ЗАДАНИЯ ДЛЯ ВЫПОЛНЕНИЯ:
1. Ответьте на вопросы по тексту о диких травоядных и домашнем скоте.
(а) На отстрел какого животного в лесах Северной Европы введены квоты и лицензии?
(б) Сколько видов диких траво- и листоядных могут пастись на одной территории, не конкурируя между собой?
(в) С какими домашними животными во втором абзаце сравниваются дикие?
2. Продолжите текст о диких травоядных и домашнем скоте, начав сразу после его последнего предложения.

ФРАГМЕНТ ДЛЯ ЧТЕНИЯ:
____________________

Спасением мог бы стать регулируемый отстрел дичи, подобно тому как введены квоты и лицензии на отстрел лося в лесах Северной Европы. Дикие траво- и листоядные, у которых распределение природных кормов настолько развито, что два десятка видов могут, не конкурируя между собой, пастись на одной территории, дают куда больше биомассы на единицу площади, чем домашний скот. Благодаря тому что длительная эволюция выработала у них симбиотические связи с травами и деревьями, они к тому же поддерживают жизнь саванны и степи. Зебры и жирафы не создают пустынь.
Дикие животные могли бы обеспечивать людей мясом эффективнее и дольше, чем зебу и козы. Если бы разум взял верх.

____________________

Сохранённые записи
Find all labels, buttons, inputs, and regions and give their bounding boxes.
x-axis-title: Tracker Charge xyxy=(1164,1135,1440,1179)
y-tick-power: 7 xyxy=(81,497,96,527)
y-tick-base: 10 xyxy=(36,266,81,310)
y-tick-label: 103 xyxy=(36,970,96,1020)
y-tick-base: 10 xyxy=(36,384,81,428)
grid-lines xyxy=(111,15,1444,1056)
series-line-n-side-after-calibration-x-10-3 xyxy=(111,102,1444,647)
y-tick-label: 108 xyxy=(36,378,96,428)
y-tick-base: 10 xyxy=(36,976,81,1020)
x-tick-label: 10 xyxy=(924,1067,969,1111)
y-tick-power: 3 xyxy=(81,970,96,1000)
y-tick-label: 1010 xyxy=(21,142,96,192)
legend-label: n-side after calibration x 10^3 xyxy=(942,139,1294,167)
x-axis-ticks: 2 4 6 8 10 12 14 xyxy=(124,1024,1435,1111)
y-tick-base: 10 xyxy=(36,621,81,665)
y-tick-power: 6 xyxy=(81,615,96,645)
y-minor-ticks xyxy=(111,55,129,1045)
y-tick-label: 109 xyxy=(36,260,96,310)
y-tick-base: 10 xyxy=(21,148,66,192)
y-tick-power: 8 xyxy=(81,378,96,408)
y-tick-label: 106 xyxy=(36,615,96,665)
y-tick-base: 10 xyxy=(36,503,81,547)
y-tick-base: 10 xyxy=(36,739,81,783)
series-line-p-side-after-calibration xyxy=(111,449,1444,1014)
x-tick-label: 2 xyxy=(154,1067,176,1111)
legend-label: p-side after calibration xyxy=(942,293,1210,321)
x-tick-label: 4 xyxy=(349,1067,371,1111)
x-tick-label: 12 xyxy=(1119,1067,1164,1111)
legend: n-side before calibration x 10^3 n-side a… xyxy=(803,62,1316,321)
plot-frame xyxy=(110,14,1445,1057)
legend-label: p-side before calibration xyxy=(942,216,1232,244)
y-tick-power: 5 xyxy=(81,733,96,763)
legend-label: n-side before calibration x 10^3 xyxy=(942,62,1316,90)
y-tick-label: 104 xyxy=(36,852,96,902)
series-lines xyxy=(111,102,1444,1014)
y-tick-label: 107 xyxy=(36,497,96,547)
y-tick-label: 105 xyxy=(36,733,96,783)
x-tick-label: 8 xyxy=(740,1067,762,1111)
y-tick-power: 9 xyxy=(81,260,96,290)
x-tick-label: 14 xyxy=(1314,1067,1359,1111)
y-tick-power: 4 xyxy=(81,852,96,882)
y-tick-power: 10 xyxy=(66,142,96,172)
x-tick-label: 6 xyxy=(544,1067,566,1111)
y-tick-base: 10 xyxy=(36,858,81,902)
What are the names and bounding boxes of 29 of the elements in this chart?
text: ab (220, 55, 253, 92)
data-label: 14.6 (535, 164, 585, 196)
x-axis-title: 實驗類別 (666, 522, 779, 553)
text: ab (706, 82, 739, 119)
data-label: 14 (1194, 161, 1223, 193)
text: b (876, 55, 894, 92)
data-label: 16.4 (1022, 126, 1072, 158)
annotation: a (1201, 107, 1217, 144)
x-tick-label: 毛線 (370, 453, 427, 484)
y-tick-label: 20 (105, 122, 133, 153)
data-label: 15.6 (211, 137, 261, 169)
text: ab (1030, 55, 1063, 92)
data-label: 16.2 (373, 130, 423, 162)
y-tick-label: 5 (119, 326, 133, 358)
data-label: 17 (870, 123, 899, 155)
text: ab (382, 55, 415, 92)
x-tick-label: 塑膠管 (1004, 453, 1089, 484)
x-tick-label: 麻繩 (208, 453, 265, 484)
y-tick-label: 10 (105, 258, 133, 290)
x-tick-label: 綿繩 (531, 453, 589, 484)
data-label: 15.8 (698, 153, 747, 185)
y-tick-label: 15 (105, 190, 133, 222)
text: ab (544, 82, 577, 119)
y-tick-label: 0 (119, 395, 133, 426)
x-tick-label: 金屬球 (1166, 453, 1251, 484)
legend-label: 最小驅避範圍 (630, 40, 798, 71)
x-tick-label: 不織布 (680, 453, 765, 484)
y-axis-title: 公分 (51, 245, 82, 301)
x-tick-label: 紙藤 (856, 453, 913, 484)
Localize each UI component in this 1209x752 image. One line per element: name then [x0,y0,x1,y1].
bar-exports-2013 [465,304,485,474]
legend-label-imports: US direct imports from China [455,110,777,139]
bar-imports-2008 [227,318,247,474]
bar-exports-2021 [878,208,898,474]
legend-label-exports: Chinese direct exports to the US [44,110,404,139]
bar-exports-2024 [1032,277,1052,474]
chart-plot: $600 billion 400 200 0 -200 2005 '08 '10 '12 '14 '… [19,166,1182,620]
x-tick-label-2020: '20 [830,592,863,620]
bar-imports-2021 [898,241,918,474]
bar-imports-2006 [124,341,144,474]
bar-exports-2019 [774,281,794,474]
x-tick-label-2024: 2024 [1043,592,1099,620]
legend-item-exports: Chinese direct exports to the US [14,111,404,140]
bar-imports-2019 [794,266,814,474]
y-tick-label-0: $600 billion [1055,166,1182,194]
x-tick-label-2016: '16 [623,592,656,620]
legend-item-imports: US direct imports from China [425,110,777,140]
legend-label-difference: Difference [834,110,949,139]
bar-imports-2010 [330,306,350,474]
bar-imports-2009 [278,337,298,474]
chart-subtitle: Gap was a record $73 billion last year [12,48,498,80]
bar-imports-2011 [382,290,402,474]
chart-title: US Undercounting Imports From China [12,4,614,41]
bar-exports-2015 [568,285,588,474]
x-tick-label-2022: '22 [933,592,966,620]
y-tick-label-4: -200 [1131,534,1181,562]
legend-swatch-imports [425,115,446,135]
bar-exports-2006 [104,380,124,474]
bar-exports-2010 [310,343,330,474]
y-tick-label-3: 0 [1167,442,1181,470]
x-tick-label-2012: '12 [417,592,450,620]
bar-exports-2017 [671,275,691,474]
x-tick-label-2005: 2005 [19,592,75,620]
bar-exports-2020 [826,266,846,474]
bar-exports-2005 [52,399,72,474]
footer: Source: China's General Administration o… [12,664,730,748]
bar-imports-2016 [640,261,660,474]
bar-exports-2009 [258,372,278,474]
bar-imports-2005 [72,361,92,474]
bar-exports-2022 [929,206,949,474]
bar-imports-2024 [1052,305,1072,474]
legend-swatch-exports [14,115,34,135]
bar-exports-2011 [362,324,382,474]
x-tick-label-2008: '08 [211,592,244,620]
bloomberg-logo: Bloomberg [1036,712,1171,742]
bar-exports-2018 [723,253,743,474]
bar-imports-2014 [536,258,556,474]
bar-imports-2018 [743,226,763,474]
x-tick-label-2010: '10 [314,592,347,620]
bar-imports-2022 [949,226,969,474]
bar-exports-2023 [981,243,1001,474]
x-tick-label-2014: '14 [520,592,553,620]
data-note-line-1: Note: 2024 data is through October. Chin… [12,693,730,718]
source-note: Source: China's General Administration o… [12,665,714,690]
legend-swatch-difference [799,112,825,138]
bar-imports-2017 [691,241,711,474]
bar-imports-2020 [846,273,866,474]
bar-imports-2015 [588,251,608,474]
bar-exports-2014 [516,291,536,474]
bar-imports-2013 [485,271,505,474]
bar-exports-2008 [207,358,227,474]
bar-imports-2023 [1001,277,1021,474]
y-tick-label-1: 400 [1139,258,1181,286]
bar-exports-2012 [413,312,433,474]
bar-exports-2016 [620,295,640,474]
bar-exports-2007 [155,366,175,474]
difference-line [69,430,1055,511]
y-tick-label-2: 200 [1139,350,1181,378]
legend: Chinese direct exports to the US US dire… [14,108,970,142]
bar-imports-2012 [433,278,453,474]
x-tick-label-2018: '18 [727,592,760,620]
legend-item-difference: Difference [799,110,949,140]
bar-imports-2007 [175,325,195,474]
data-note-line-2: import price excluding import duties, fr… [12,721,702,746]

____________________

ВЫПОЛНЕННЫЕ ЗАДАНИЯ:
1.
(а) Лося.
(б) Два десятка видов.
(в) С зебу и козами.

2.
Теперь же к радости общения с дикой природой примешивается грусть. Трудно отделаться от чувства, что ты принадлежишь к привилегированному поколению, быть может последнему или предпоследнему, коему дано наблюдать дикую фауну в ее собственной среде. Вечером, в конце долгого дня на лоне девственной природы чудится, что к угасающему пожару небес бегут существа из другой эпохи.
Глядя, как наш род разрывает в клочья тонкие сети зависимостей и импульсов, соединяющих между собой все живое, поневоле желаешь человеку не еще большей человечности, а заимствования некоторых качеств у животных. Когда человек окончательно изгонит создания, вместе с которыми развивался миллионы лет, как бы природа не изгнала человека.
Путешествуя в нынешней Африке, путешествуешь в двух мирах. Прошлое сталкивается с современным, подчас с драматической силой.
По сей день кое-где сохранились племенные традиции, уходящие корнями в первобытную пору нашего рода. Особенно это касается Долины и некоторых прилегающих к ней районов. Встречи с масаями и самбурами, с туркана и рендилле — это встречи с тысячелетним жизненным укладом.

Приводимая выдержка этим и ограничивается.